§ TASK: All records should be reproduced verbatim.

§ DATASET EXCERPTS:
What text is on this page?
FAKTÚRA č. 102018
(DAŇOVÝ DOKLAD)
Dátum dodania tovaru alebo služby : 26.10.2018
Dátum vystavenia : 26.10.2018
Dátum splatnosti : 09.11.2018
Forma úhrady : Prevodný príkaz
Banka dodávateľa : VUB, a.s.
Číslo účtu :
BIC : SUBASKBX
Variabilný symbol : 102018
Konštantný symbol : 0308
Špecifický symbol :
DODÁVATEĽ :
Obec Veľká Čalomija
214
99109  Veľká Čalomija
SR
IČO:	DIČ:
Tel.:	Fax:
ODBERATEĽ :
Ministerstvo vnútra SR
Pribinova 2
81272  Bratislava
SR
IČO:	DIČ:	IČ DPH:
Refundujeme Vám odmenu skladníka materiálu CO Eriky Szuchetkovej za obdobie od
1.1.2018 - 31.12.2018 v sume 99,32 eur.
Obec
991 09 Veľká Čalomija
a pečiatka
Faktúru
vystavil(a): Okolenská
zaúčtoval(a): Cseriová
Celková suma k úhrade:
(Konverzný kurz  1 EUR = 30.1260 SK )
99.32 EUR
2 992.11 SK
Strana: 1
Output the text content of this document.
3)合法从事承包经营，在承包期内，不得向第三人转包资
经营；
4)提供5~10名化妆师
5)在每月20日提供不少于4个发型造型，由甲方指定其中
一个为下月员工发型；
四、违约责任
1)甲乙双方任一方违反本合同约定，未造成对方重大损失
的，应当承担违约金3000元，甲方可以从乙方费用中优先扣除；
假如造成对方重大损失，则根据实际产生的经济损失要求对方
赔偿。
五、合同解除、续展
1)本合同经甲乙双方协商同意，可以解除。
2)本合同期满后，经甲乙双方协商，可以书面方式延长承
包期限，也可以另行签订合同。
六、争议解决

§ EXERCISE RESULT:
What text is on this page?
FAKTÚRA č. 102018
(DAŇOVÝ DOKLAD)
Dátum dodania tovaru alebo služby : 26.10.2018
Dátum vystavenia : 26.10.2018
Dátum splatnosti : 09.11.2018
Forma úhrady : Prevodný príkaz
Banka dodávateľa : VUB, a.s.
Číslo účtu :
BIC : SUBASKBX
Variabilný symbol : 102018
Konštantný symbol : 0308
Špecifický symbol :
DODÁVATEĽ :
Obec Veľká Čalomija
214
99109  Veľká Čalomija
SR
IČO:	DIČ:
Tel.:	Fax:
ODBERATEĽ :
Ministerstvo vnútra SR
Pribinova 2
81272  Bratislava
SR
IČO:	DIČ:	IČ DPH:
Refundujeme Vám odmenu skladníka materiálu CO Eriky Szuchetkovej za obdobie od
1.1.2018 - 31.12.2018 v sume 99,32 eur.
Obec
991 09 Veľká Čalomija
a pečiatka
Faktúru
vystavil(a): Okolenská
zaúčtoval(a): Cseriová
Celková suma k úhrade:
(Konverzný kurz  1 EUR = 30.1260 SK )
99.32 EUR
2 992.11 SK
Strana: 1
Output the text content of this document.
3)合法从事承包经营，在承包期内，不得向第三人转包资
经营；
4)提供5~10名化妆师
5)在每月20日提供不少于4个发型造型，由甲方指定其中
一个为下月员工发型；
四、违约责任
1)甲乙双方任一方违反本合同约定，未造成对方重大损失
的，应当承担违约金3000元，甲方可以从乙方费用中优先扣除；
假如造成对方重大损失，则根据实际产生的经济损失要求对方
赔偿。
五、合同解除、续展
1)本合同经甲乙双方协商同意，可以解除。
2)本合同期满后，经甲乙双方协商，可以书面方式延长承
包期限，也可以另行签订合同。
六、争议解决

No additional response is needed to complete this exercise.